_What you will do_
Write out the full listing exactly as given, minus the images.
[START Supplied data]
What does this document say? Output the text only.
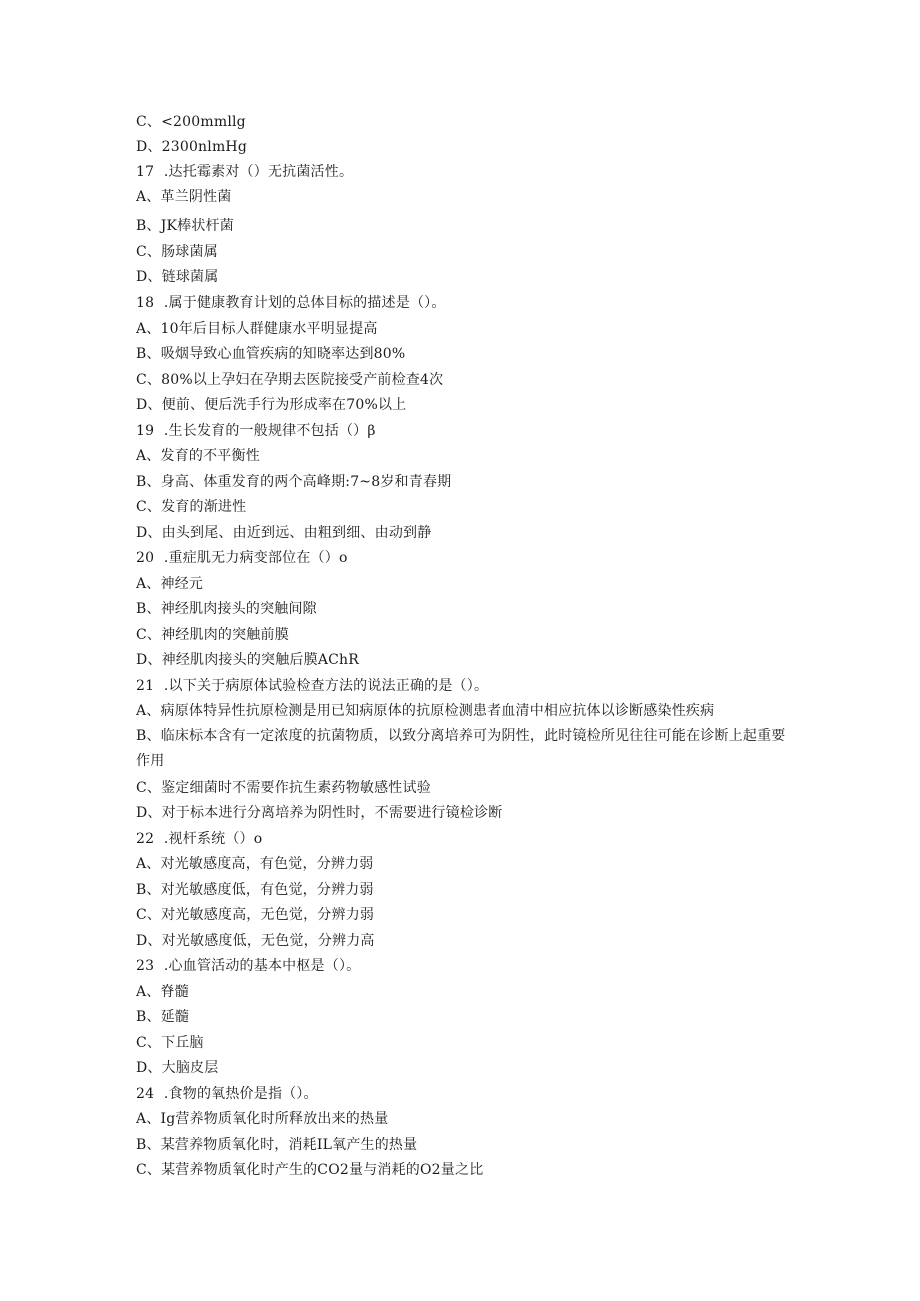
C、<200mmllg
D、2300nlmHg
17	.达托霉素对（）无抗菌活性。
A、革兰阴性菌
B、JK棒状杆菌
C、肠球菌属
D、链球菌属
18	.属于健康教育计划的总体目标的描述是（）。
A、10年后目标人群健康水平明显提高
B、吸烟导致心血管疾病的知晓率达到80%
C、80%以上孕妇在孕期去医院接受产前检查4次
D、便前、便后洗手行为形成率在70%以上
19	.生长发育的一般规律不包括（）β
A、发育的不平衡性
B、身高、体重发育的两个高峰期:7~8岁和青春期
C、发育的渐进性
D、由头到尾、由近到远、由粗到细、由动到静
20	.重症肌无力病变部位在（）o
A、神经元
B、神经肌肉接头的突触间隙
C、神经肌肉的突触前膜
D、神经肌肉接头的突触后膜AChR
21	.以下关于病原体试验检查方法的说法正确的是（）。
A、病原体特异性抗原检测是用已知病原体的抗原检测患者血清中相应抗体以诊断感染性疾病
B、临床标本含有一定浓度的抗菌物质，以致分离培养可为阴性，此时镜检所见往往可能在诊断上起重要作用
C、鉴定细菌时不需要作抗生素药物敏感性试验
D、对于标本进行分离培养为阴性时，不需要进行镜检诊断
22	.视杆系统（）o
A、对光敏感度高，有色觉，分辨力弱
B、对光敏感度低，有色觉，分辨力弱
C、对光敏感度高，无色觉，分辨力弱
D、对光敏感度低，无色觉，分辨力高
23	.心血管活动的基本中枢是（）。
A、脊髓
B、延髓
C、下丘脑
D、大脑皮层
24	.食物的氧热价是指（）。
A、Ig营养物质氧化时所释放出来的热量
B、某营养物质氧化时，消耗IL氧产生的热量
C、某营养物质氧化时产生的CO2量与消耗的O2量之比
[END Supplied data]
_The solution_
What does this document say? Output the text only.
C、<200mmllg
D、2300nlmHg
17	.达托霉素对（）无抗菌活性。
A、革兰阴性菌
B、JK棒状杆菌
C、肠球菌属
D、链球菌属
18	.属于健康教育计划的总体目标的描述是（）。
A、10年后目标人群健康水平明显提高
B、吸烟导致心血管疾病的知晓率达到80%
C、80%以上孕妇在孕期去医院接受产前检查4次
D、便前、便后洗手行为形成率在70%以上
19	.生长发育的一般规律不包括（）β
A、发育的不平衡性
B、身高、体重发育的两个高峰期:7~8岁和青春期
C、发育的渐进性
D、由头到尾、由近到远、由粗到细、由动到静
20	.重症肌无力病变部位在（）o
A、神经元
B、神经肌肉接头的突触间隙
C、神经肌肉的突触前膜
D、神经肌肉接头的突触后膜AChR
21	.以下关于病原体试验检查方法的说法正确的是（）。
A、病原体特异性抗原检测是用已知病原体的抗原检测患者血清中相应抗体以诊断感染性疾病
B、临床标本含有一定浓度的抗菌物质，以致分离培养可为阴性，此时镜检所见往往可能在诊断上起重要作用
C、鉴定细菌时不需要作抗生素药物敏感性试验
D、对于标本进行分离培养为阴性时，不需要进行镜检诊断
22	.视杆系统（）o
A、对光敏感度高，有色觉，分辨力弱
B、对光敏感度低，有色觉，分辨力弱
C、对光敏感度高，无色觉，分辨力弱
D、对光敏感度低，无色觉，分辨力高
23	.心血管活动的基本中枢是（）。
A、脊髓
B、延髓
C、下丘脑
D、大脑皮层
24	.食物的氧热价是指（）。
A、Ig营养物质氧化时所释放出来的热量
B、某营养物质氧化时，消耗IL氧产生的热量
C、某营养物质氧化时产生的CO2量与消耗的O2量之比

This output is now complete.